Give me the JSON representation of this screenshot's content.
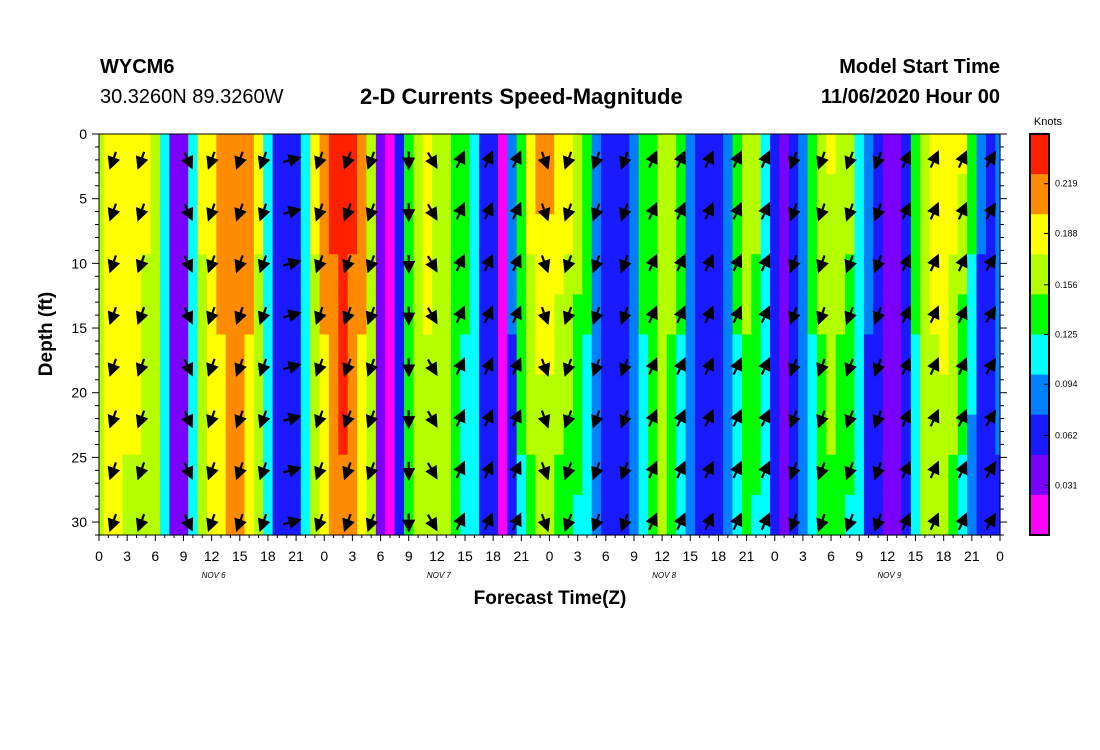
{
  "header": {
    "station": "WYCM6",
    "latlon": "30.3260N 89.3260W",
    "title": "2-D Currents Speed-Magnitude",
    "model_start_label": "Model Start Time",
    "model_start_value": "11/06/2020 Hour 00"
  },
  "chart_data": {
    "type": "heatmap",
    "title": "2-D Currents Speed-Magnitude",
    "xlabel": "Forecast Time(Z)",
    "ylabel": "Depth (ft)",
    "colorbar_label": "Knots",
    "x_hours_range": [
      0,
      96
    ],
    "y_depth_range": [
      0,
      31
    ],
    "y_inverted": true,
    "x_tick_labels": [
      "0",
      "3",
      "6",
      "9",
      "12",
      "15",
      "18",
      "21",
      "0",
      "3",
      "6",
      "9",
      "12",
      "15",
      "18",
      "21",
      "0",
      "3",
      "6",
      "9",
      "12",
      "15",
      "18",
      "21",
      "0",
      "3",
      "6",
      "9",
      "12",
      "15",
      "18",
      "21",
      "0"
    ],
    "y_ticks": [
      0,
      5,
      10,
      15,
      20,
      25,
      30
    ],
    "day_labels": [
      {
        "text": "NOV  6",
        "hour": 12
      },
      {
        "text": "NOV  7",
        "hour": 36
      },
      {
        "text": "NOV  8",
        "hour": 60
      },
      {
        "text": "NOV  9",
        "hour": 84
      }
    ],
    "colorbar_ticks": [
      "0.219",
      "0.188",
      "0.156",
      "0.125",
      "0.094",
      "0.062",
      "0.031"
    ],
    "colorbar_range": [
      0,
      0.25
    ],
    "colors": [
      "#ff00ff",
      "#7a00ff",
      "#1a1aff",
      "#0080ff",
      "#00ffff",
      "#00ff00",
      "#b4ff00",
      "#ffff00",
      "#ff8c00",
      "#ff2000"
    ],
    "speed_profile_hours": [
      0,
      1,
      2,
      3,
      4,
      5,
      6,
      7,
      8,
      9,
      10,
      11,
      12,
      13,
      14,
      15,
      16,
      17,
      18,
      19,
      20,
      21,
      22,
      23,
      24,
      25,
      26,
      27,
      28,
      29,
      30,
      31,
      32,
      33,
      34,
      35,
      36,
      37,
      38,
      39,
      40,
      41,
      42,
      43,
      44,
      45,
      46,
      47,
      48,
      49,
      50,
      51,
      52,
      53,
      54,
      55,
      56,
      57,
      58,
      59,
      60,
      61,
      62,
      63,
      64,
      65,
      66,
      67,
      68,
      69,
      70,
      71,
      72,
      73,
      74,
      75,
      76,
      77,
      78,
      79,
      80,
      81,
      82,
      83,
      84,
      85,
      86,
      87,
      88,
      89,
      90,
      91,
      92,
      93,
      94,
      95,
      96
    ],
    "speed_surface": [
      0.16,
      0.2,
      0.2,
      0.19,
      0.19,
      0.18,
      0.16,
      0.1,
      0.03,
      0.03,
      0.1,
      0.18,
      0.2,
      0.21,
      0.22,
      0.22,
      0.21,
      0.18,
      0.12,
      0.06,
      0.05,
      0.06,
      0.12,
      0.18,
      0.21,
      0.23,
      0.24,
      0.23,
      0.21,
      0.17,
      0.03,
      0.02,
      0.07,
      0.14,
      0.17,
      0.18,
      0.17,
      0.16,
      0.15,
      0.13,
      0.11,
      0.06,
      0.06,
      0.02,
      0.08,
      0.15,
      0.19,
      0.21,
      0.21,
      0.2,
      0.19,
      0.17,
      0.14,
      0.1,
      0.06,
      0.05,
      0.06,
      0.09,
      0.13,
      0.15,
      0.17,
      0.16,
      0.13,
      0.08,
      0.06,
      0.05,
      0.06,
      0.09,
      0.14,
      0.17,
      0.16,
      0.12,
      0.06,
      0.04,
      0.05,
      0.09,
      0.14,
      0.17,
      0.18,
      0.17,
      0.16,
      0.12,
      0.08,
      0.05,
      0.03,
      0.04,
      0.07,
      0.13,
      0.17,
      0.19,
      0.2,
      0.19,
      0.18,
      0.14,
      0.08,
      0.07,
      0.1
    ],
    "speed_bottom": [
      0.15,
      0.18,
      0.18,
      0.17,
      0.17,
      0.16,
      0.15,
      0.1,
      0.03,
      0.03,
      0.1,
      0.16,
      0.18,
      0.19,
      0.2,
      0.2,
      0.19,
      0.16,
      0.11,
      0.06,
      0.05,
      0.06,
      0.11,
      0.16,
      0.19,
      0.21,
      0.22,
      0.21,
      0.19,
      0.15,
      0.03,
      0.02,
      0.07,
      0.13,
      0.16,
      0.17,
      0.16,
      0.15,
      0.14,
      0.12,
      0.1,
      0.06,
      0.06,
      0.02,
      0.07,
      0.12,
      0.14,
      0.15,
      0.15,
      0.14,
      0.13,
      0.12,
      0.11,
      0.09,
      0.06,
      0.05,
      0.06,
      0.09,
      0.12,
      0.14,
      0.15,
      0.14,
      0.12,
      0.08,
      0.06,
      0.05,
      0.06,
      0.08,
      0.11,
      0.13,
      0.12,
      0.1,
      0.06,
      0.04,
      0.05,
      0.08,
      0.11,
      0.13,
      0.14,
      0.13,
      0.12,
      0.1,
      0.07,
      0.05,
      0.03,
      0.04,
      0.07,
      0.12,
      0.15,
      0.16,
      0.16,
      0.14,
      0.11,
      0.08,
      0.06,
      0.05,
      0.07
    ],
    "vector_hours": [
      1.5,
      4.5,
      9.5,
      12,
      15,
      17.5,
      20.5,
      23.5,
      26.5,
      29,
      33,
      35.5,
      38.5,
      41.5,
      44.5,
      47.5,
      50,
      53,
      56,
      59,
      62,
      65,
      68,
      71,
      74,
      77,
      80,
      83,
      86,
      89,
      92,
      95
    ],
    "vector_depths": [
      2,
      6,
      10,
      14,
      18,
      22,
      26,
      30
    ],
    "vector_direction_deg": [
      200,
      200,
      155,
      200,
      200,
      200,
      75,
      200,
      200,
      200,
      180,
      150,
      25,
      25,
      25,
      160,
      200,
      200,
      200,
      25,
      25,
      25,
      25,
      25,
      200,
      200,
      200,
      200,
      25,
      25,
      25,
      30
    ]
  }
}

===

EXERCISE DESCRIPTION: Quote in full the listing given above; the images are to be left out.

ANSWER TO THIS PROBLEM:
Give me the JSON representation of this screenshot's content.
{
  "header": {
    "station": "WYCM6",
    "latlon": "30.3260N 89.3260W",
    "title": "2-D Currents Speed-Magnitude",
    "model_start_label": "Model Start Time",
    "model_start_value": "11/06/2020 Hour 00"
  },
  "chart_data": {
    "type": "heatmap",
    "title": "2-D Currents Speed-Magnitude",
    "xlabel": "Forecast Time(Z)",
    "ylabel": "Depth (ft)",
    "colorbar_label": "Knots",
    "x_hours_range": [
      0,
      96
    ],
    "y_depth_range": [
      0,
      31
    ],
    "y_inverted": true,
    "x_tick_labels": [
      "0",
      "3",
      "6",
      "9",
      "12",
      "15",
      "18",
      "21",
      "0",
      "3",
      "6",
      "9",
      "12",
      "15",
      "18",
      "21",
      "0",
      "3",
      "6",
      "9",
      "12",
      "15",
      "18",
      "21",
      "0",
      "3",
      "6",
      "9",
      "12",
      "15",
      "18",
      "21",
      "0"
    ],
    "y_ticks": [
      0,
      5,
      10,
      15,
      20,
      25,
      30
    ],
    "day_labels": [
      {
        "text": "NOV  6",
        "hour": 12
      },
      {
        "text": "NOV  7",
        "hour": 36
      },
      {
        "text": "NOV  8",
        "hour": 60
      },
      {
        "text": "NOV  9",
        "hour": 84
      }
    ],
    "colorbar_ticks": [
      "0.219",
      "0.188",
      "0.156",
      "0.125",
      "0.094",
      "0.062",
      "0.031"
    ],
    "colorbar_range": [
      0,
      0.25
    ],
    "colors": [
      "#ff00ff",
      "#7a00ff",
      "#1a1aff",
      "#0080ff",
      "#00ffff",
      "#00ff00",
      "#b4ff00",
      "#ffff00",
      "#ff8c00",
      "#ff2000"
    ],
    "speed_profile_hours": [
      0,
      1,
      2,
      3,
      4,
      5,
      6,
      7,
      8,
      9,
      10,
      11,
      12,
      13,
      14,
      15,
      16,
      17,
      18,
      19,
      20,
      21,
      22,
      23,
      24,
      25,
      26,
      27,
      28,
      29,
      30,
      31,
      32,
      33,
      34,
      35,
      36,
      37,
      38,
      39,
      40,
      41,
      42,
      43,
      44,
      45,
      46,
      47,
      48,
      49,
      50,
      51,
      52,
      53,
      54,
      55,
      56,
      57,
      58,
      59,
      60,
      61,
      62,
      63,
      64,
      65,
      66,
      67,
      68,
      69,
      70,
      71,
      72,
      73,
      74,
      75,
      76,
      77,
      78,
      79,
      80,
      81,
      82,
      83,
      84,
      85,
      86,
      87,
      88,
      89,
      90,
      91,
      92,
      93,
      94,
      95,
      96
    ],
    "speed_surface": [
      0.16,
      0.2,
      0.2,
      0.19,
      0.19,
      0.18,
      0.16,
      0.1,
      0.03,
      0.03,
      0.1,
      0.18,
      0.2,
      0.21,
      0.22,
      0.22,
      0.21,
      0.18,
      0.12,
      0.06,
      0.05,
      0.06,
      0.12,
      0.18,
      0.21,
      0.23,
      0.24,
      0.23,
      0.21,
      0.17,
      0.03,
      0.02,
      0.07,
      0.14,
      0.17,
      0.18,
      0.17,
      0.16,
      0.15,
      0.13,
      0.11,
      0.06,
      0.06,
      0.02,
      0.08,
      0.15,
      0.19,
      0.21,
      0.21,
      0.2,
      0.19,
      0.17,
      0.14,
      0.1,
      0.06,
      0.05,
      0.06,
      0.09,
      0.13,
      0.15,
      0.17,
      0.16,
      0.13,
      0.08,
      0.06,
      0.05,
      0.06,
      0.09,
      0.14,
      0.17,
      0.16,
      0.12,
      0.06,
      0.04,
      0.05,
      0.09,
      0.14,
      0.17,
      0.18,
      0.17,
      0.16,
      0.12,
      0.08,
      0.05,
      0.03,
      0.04,
      0.07,
      0.13,
      0.17,
      0.19,
      0.2,
      0.19,
      0.18,
      0.14,
      0.08,
      0.07,
      0.1
    ],
    "speed_bottom": [
      0.15,
      0.18,
      0.18,
      0.17,
      0.17,
      0.16,
      0.15,
      0.1,
      0.03,
      0.03,
      0.1,
      0.16,
      0.18,
      0.19,
      0.2,
      0.2,
      0.19,
      0.16,
      0.11,
      0.06,
      0.05,
      0.06,
      0.11,
      0.16,
      0.19,
      0.21,
      0.22,
      0.21,
      0.19,
      0.15,
      0.03,
      0.02,
      0.07,
      0.13,
      0.16,
      0.17,
      0.16,
      0.15,
      0.14,
      0.12,
      0.1,
      0.06,
      0.06,
      0.02,
      0.07,
      0.12,
      0.14,
      0.15,
      0.15,
      0.14,
      0.13,
      0.12,
      0.11,
      0.09,
      0.06,
      0.05,
      0.06,
      0.09,
      0.12,
      0.14,
      0.15,
      0.14,
      0.12,
      0.08,
      0.06,
      0.05,
      0.06,
      0.08,
      0.11,
      0.13,
      0.12,
      0.1,
      0.06,
      0.04,
      0.05,
      0.08,
      0.11,
      0.13,
      0.14,
      0.13,
      0.12,
      0.1,
      0.07,
      0.05,
      0.03,
      0.04,
      0.07,
      0.12,
      0.15,
      0.16,
      0.16,
      0.14,
      0.11,
      0.08,
      0.06,
      0.05,
      0.07
    ],
    "vector_hours": [
      1.5,
      4.5,
      9.5,
      12,
      15,
      17.5,
      20.5,
      23.5,
      26.5,
      29,
      33,
      35.5,
      38.5,
      41.5,
      44.5,
      47.5,
      50,
      53,
      56,
      59,
      62,
      65,
      68,
      71,
      74,
      77,
      80,
      83,
      86,
      89,
      92,
      95
    ],
    "vector_depths": [
      2,
      6,
      10,
      14,
      18,
      22,
      26,
      30
    ],
    "vector_direction_deg": [
      200,
      200,
      155,
      200,
      200,
      200,
      75,
      200,
      200,
      200,
      180,
      150,
      25,
      25,
      25,
      160,
      200,
      200,
      200,
      25,
      25,
      25,
      25,
      25,
      200,
      200,
      200,
      200,
      25,
      25,
      25,
      30
    ]
  }
}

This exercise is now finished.